* EXERCISE:
State how many lines of the listing below include the word "from". Give only the number.
◇ ◇ ◇ ◇
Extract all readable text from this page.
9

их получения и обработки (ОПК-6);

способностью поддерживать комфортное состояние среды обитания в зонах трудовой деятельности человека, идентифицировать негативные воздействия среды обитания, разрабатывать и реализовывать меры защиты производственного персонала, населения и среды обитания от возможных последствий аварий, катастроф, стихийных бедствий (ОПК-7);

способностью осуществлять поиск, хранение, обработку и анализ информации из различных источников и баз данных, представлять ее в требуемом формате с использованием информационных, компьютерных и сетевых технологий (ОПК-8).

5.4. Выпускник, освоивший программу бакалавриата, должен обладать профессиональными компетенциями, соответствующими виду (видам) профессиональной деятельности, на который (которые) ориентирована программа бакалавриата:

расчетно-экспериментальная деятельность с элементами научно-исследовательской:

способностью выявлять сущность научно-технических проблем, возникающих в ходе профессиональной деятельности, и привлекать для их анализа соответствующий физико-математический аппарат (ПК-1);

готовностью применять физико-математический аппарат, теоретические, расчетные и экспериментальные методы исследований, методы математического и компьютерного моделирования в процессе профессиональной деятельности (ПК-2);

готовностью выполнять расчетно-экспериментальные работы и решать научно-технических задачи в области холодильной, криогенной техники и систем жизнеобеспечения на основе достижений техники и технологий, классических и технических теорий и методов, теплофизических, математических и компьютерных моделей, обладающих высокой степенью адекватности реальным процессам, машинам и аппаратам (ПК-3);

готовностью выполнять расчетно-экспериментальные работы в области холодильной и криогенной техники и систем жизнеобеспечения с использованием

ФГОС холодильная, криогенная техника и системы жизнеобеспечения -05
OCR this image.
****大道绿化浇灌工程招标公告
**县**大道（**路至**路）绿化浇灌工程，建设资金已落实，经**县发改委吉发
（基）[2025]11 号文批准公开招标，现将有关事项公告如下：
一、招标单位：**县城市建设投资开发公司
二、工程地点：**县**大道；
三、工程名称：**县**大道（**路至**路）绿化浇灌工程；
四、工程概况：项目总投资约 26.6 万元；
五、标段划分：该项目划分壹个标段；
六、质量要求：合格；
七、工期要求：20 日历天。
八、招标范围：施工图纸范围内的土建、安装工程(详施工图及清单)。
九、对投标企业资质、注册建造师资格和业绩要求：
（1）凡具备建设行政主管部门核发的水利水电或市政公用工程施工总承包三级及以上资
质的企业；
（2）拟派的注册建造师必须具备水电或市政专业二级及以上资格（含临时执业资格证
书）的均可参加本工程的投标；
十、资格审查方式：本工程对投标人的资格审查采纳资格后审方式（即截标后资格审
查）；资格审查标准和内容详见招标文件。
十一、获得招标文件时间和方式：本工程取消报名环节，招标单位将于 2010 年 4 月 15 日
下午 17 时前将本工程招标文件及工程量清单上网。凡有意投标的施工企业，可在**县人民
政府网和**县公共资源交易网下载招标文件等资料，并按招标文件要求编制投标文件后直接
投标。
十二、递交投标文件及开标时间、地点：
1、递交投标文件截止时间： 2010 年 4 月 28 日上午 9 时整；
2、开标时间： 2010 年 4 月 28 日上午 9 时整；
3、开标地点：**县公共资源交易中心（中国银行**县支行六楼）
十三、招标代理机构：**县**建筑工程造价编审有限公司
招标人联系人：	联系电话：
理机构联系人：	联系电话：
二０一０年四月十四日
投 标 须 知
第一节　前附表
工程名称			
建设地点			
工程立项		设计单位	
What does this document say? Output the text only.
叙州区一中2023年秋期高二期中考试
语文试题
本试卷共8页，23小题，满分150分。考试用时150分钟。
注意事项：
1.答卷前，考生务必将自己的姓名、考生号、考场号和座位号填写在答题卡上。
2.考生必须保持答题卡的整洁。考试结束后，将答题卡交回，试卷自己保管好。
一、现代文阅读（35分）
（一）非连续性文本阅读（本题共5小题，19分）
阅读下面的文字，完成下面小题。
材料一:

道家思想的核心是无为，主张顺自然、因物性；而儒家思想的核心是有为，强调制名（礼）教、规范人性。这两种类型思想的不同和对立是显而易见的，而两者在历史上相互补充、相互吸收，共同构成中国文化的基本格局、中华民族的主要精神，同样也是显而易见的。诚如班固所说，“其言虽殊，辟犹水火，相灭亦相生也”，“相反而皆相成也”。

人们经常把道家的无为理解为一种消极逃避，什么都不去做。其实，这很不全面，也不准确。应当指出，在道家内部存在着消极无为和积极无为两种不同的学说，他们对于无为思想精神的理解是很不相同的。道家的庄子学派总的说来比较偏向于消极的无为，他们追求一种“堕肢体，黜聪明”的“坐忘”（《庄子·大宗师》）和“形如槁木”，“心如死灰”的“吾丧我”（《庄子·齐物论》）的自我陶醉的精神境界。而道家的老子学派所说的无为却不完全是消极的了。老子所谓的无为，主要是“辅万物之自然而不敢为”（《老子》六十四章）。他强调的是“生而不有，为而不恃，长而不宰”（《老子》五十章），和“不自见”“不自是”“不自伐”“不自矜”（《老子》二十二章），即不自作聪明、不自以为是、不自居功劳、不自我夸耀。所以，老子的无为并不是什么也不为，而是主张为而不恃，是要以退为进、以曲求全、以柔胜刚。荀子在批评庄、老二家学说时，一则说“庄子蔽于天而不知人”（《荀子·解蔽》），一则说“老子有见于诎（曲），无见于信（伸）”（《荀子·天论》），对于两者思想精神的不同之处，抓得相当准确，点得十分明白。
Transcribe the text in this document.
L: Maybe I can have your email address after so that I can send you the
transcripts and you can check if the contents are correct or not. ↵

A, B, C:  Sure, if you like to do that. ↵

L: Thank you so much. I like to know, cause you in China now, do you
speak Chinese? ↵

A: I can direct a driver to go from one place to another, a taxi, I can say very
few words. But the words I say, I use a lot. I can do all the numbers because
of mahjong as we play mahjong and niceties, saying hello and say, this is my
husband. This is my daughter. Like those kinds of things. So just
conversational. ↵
◇ ◇ ◇ ◇
* SOLVED PROBLEM:
2